PROBLEM STATEMENT
Can you write out the whole listing exactly?

++++++++

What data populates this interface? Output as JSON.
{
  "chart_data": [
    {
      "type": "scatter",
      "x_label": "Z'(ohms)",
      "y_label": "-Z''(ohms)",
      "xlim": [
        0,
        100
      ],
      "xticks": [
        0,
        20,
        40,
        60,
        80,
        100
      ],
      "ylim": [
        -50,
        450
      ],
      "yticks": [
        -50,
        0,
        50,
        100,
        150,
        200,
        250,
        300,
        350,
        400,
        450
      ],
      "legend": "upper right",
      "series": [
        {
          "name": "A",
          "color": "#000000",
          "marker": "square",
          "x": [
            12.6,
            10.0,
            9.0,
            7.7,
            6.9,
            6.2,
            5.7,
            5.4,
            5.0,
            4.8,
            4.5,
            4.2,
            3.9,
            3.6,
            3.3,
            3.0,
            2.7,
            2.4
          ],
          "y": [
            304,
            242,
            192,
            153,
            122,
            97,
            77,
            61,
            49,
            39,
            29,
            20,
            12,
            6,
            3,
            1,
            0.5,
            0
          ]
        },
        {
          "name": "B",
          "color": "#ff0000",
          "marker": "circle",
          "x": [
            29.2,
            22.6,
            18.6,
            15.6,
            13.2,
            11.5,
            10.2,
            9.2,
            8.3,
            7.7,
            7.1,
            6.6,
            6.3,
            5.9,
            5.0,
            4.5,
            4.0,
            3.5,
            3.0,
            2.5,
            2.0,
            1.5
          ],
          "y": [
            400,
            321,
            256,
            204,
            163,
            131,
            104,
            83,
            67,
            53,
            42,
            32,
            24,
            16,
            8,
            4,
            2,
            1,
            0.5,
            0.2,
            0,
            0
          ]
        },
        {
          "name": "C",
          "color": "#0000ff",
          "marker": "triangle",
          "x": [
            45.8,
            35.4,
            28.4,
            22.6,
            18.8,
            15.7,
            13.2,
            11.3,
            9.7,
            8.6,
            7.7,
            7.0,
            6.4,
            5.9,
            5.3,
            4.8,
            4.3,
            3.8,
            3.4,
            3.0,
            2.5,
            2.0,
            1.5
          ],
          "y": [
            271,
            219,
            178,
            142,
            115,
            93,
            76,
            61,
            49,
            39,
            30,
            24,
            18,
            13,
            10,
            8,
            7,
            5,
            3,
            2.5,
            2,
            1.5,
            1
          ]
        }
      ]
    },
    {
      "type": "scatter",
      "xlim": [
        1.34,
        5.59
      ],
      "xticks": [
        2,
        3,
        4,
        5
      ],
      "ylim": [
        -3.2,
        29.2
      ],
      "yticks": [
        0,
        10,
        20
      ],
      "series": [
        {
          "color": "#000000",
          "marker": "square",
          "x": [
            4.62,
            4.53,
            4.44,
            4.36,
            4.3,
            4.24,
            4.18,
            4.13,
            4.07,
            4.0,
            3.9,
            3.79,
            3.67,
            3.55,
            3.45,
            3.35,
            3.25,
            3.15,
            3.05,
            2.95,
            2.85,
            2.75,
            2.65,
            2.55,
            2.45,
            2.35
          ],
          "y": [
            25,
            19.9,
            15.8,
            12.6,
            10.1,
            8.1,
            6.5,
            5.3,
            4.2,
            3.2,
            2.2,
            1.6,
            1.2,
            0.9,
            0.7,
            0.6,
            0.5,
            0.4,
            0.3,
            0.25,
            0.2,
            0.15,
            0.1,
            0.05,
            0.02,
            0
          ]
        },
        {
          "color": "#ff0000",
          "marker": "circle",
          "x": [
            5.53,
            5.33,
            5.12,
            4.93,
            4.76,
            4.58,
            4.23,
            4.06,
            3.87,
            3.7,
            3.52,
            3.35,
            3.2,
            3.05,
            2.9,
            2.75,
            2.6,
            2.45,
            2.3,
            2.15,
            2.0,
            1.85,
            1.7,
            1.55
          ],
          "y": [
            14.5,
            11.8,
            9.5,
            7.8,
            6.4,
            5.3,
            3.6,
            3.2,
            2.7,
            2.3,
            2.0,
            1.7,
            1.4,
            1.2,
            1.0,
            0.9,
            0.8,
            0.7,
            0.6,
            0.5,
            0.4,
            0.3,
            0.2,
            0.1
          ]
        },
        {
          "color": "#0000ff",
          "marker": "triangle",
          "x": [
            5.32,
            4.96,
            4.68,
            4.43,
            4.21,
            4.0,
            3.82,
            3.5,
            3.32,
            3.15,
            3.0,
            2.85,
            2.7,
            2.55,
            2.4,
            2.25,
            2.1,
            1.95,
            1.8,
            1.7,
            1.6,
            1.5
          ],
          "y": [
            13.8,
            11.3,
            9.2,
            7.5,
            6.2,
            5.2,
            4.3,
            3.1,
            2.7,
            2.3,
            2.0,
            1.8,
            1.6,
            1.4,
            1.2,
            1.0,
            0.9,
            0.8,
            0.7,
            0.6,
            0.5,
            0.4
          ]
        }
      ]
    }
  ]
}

++++++++

EXERCISE ANSWER
What data populates this interface? Output as JSON.
{
  "chart_data": [
    {
      "type": "scatter",
      "x_label": "Z'(ohms)",
      "y_label": "-Z''(ohms)",
      "xlim": [
        0,
        100
      ],
      "xticks": [
        0,
        20,
        40,
        60,
        80,
        100
      ],
      "ylim": [
        -50,
        450
      ],
      "yticks": [
        -50,
        0,
        50,
        100,
        150,
        200,
        250,
        300,
        350,
        400,
        450
      ],
      "legend": "upper right",
      "series": [
        {
          "name": "A",
          "color": "#000000",
          "marker": "square",
          "x": [
            12.6,
            10.0,
            9.0,
            7.7,
            6.9,
            6.2,
            5.7,
            5.4,
            5.0,
            4.8,
            4.5,
            4.2,
            3.9,
            3.6,
            3.3,
            3.0,
            2.7,
            2.4
          ],
          "y": [
            304,
            242,
            192,
            153,
            122,
            97,
            77,
            61,
            49,
            39,
            29,
            20,
            12,
            6,
            3,
            1,
            0.5,
            0
          ]
        },
        {
          "name": "B",
          "color": "#ff0000",
          "marker": "circle",
          "x": [
            29.2,
            22.6,
            18.6,
            15.6,
            13.2,
            11.5,
            10.2,
            9.2,
            8.3,
            7.7,
            7.1,
            6.6,
            6.3,
            5.9,
            5.0,
            4.5,
            4.0,
            3.5,
            3.0,
            2.5,
            2.0,
            1.5
          ],
          "y": [
            400,
            321,
            256,
            204,
            163,
            131,
            104,
            83,
            67,
            53,
            42,
            32,
            24,
            16,
            8,
            4,
            2,
            1,
            0.5,
            0.2,
            0,
            0
          ]
        },
        {
          "name": "C",
          "color": "#0000ff",
          "marker": "triangle",
          "x": [
            45.8,
            35.4,
            28.4,
            22.6,
            18.8,
            15.7,
            13.2,
            11.3,
            9.7,
            8.6,
            7.7,
            7.0,
            6.4,
            5.9,
            5.3,
            4.8,
            4.3,
            3.8,
            3.4,
            3.0,
            2.5,
            2.0,
            1.5
          ],
          "y": [
            271,
            219,
            178,
            142,
            115,
            93,
            76,
            61,
            49,
            39,
            30,
            24,
            18,
            13,
            10,
            8,
            7,
            5,
            3,
            2.5,
            2,
            1.5,
            1
          ]
        }
      ]
    },
    {
      "type": "scatter",
      "xlim": [
        1.34,
        5.59
      ],
      "xticks": [
        2,
        3,
        4,
        5
      ],
      "ylim": [
        -3.2,
        29.2
      ],
      "yticks": [
        0,
        10,
        20
      ],
      "series": [
        {
          "color": "#000000",
          "marker": "square",
          "x": [
            4.62,
            4.53,
            4.44,
            4.36,
            4.3,
            4.24,
            4.18,
            4.13,
            4.07,
            4.0,
            3.9,
            3.79,
            3.67,
            3.55,
            3.45,
            3.35,
            3.25,
            3.15,
            3.05,
            2.95,
            2.85,
            2.75,
            2.65,
            2.55,
            2.45,
            2.35
          ],
          "y": [
            25,
            19.9,
            15.8,
            12.6,
            10.1,
            8.1,
            6.5,
            5.3,
            4.2,
            3.2,
            2.2,
            1.6,
            1.2,
            0.9,
            0.7,
            0.6,
            0.5,
            0.4,
            0.3,
            0.25,
            0.2,
            0.15,
            0.1,
            0.05,
            0.02,
            0
          ]
        },
        {
          "color": "#ff0000",
          "marker": "circle",
          "x": [
            5.53,
            5.33,
            5.12,
            4.93,
            4.76,
            4.58,
            4.23,
            4.06,
            3.87,
            3.7,
            3.52,
            3.35,
            3.2,
            3.05,
            2.9,
            2.75,
            2.6,
            2.45,
            2.3,
            2.15,
            2.0,
            1.85,
            1.7,
            1.55
          ],
          "y": [
            14.5,
            11.8,
            9.5,
            7.8,
            6.4,
            5.3,
            3.6,
            3.2,
            2.7,
            2.3,
            2.0,
            1.7,
            1.4,
            1.2,
            1.0,
            0.9,
            0.8,
            0.7,
            0.6,
            0.5,
            0.4,
            0.3,
            0.2,
            0.1
          ]
        },
        {
          "color": "#0000ff",
          "marker": "triangle",
          "x": [
            5.32,
            4.96,
            4.68,
            4.43,
            4.21,
            4.0,
            3.82,
            3.5,
            3.32,
            3.15,
            3.0,
            2.85,
            2.7,
            2.55,
            2.4,
            2.25,
            2.1,
            1.95,
            1.8,
            1.7,
            1.6,
            1.5
          ],
          "y": [
            13.8,
            11.3,
            9.2,
            7.5,
            6.2,
            5.2,
            4.3,
            3.1,
            2.7,
            2.3,
            2.0,
            1.8,
            1.6,
            1.4,
            1.2,
            1.0,
            0.9,
            0.8,
            0.7,
            0.6,
            0.5,
            0.4
          ]
        }
      ]
    }
  ]
}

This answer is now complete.